EXERCISE DIRECTIONS
In the entries that follow, find the word "Sociocultural" and report each line it is on.

Collection entries
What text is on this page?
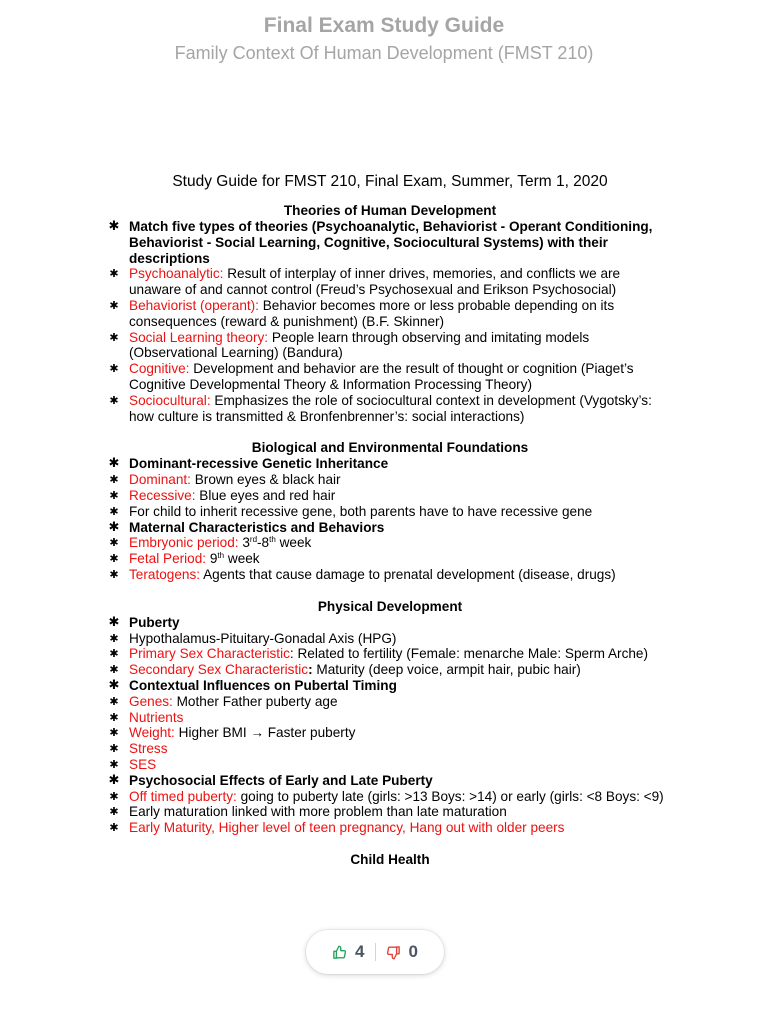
Final Exam Study Guide
Family Context Of Human Development (FMST 210)
Study Guide for FMST 210, Final Exam, Summer, Term 1, 2020
Theories of Human Development
✱ Match five types of theories (Psychoanalytic, Behaviorist - Operant Conditioning, Behaviorist - Social Learning, Cognitive, Sociocultural Systems) with their descriptions
✱ Psychoanalytic: Result of interplay of inner drives, memories, and conflicts we are unaware of and cannot control (Freud’s Psychosexual and Erikson Psychosocial)
✱ Behaviorist (operant): Behavior becomes more or less probable depending on its consequences (reward & punishment) (B.F. Skinner)
✱ Social Learning theory: People learn through observing and imitating models (Observational Learning) (Bandura)
✱ Cognitive: Development and behavior are the result of thought or cognition (Piaget’s Cognitive Developmental Theory & Information Processing Theory)
✱ Sociocultural: Emphasizes the role of sociocultural context in development (Vygotsky’s: how culture is transmitted & Bronfenbrenner’s: social interactions)
Biological and Environmental Foundations
✱ Dominant-recessive Genetic Inheritance
✱ Dominant: Brown eyes & black hair
✱ Recessive: Blue eyes and red hair
✱ For child to inherit recessive gene, both parents have to have recessive gene
✱ Maternal Characteristics and Behaviors
✱ Embryonic period: 3rd-8th week
✱ Fetal Period: 9th week
✱ Teratogens: Agents that cause damage to prenatal development (disease, drugs)
Physical Development
✱ Puberty
✱ Hypothalamus-Pituitary-Gonadal Axis (HPG)
✱ Primary Sex Characteristic: Related to fertility (Female: menarche Male: Sperm Arche)
✱ Secondary Sex Characteristic: Maturity (deep voice, armpit hair, pubic hair)
✱ Contextual Influences on Pubertal Timing
✱ Genes: Mother Father puberty age
✱ Nutrients
✱ Weight: Higher BMI → Faster puberty
✱ Stress
✱ SES
✱ Psychosocial Effects of Early and Late Puberty
✱ Off timed puberty: going to puberty late (girls: >13 Boys: >14) or early (girls: <8 Boys: <9)
✱ Early maturation linked with more problem than late maturation
✱ Early Maturity, Higher level of teen pregnancy, Hang out with older peers
Child Health
4	0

RESULT OF THIS EXERCISE
✱ Match five types of theories (Psychoanalytic, Behaviorist - Operant Conditioning, Behaviorist - Social Learning, Cognitive, Sociocultural Systems) with their descriptions
✱ Sociocultural: Emphasizes the role of sociocultural context in development (Vygotsky’s: how culture is transmitted & Bronfenbrenner’s: social interactions)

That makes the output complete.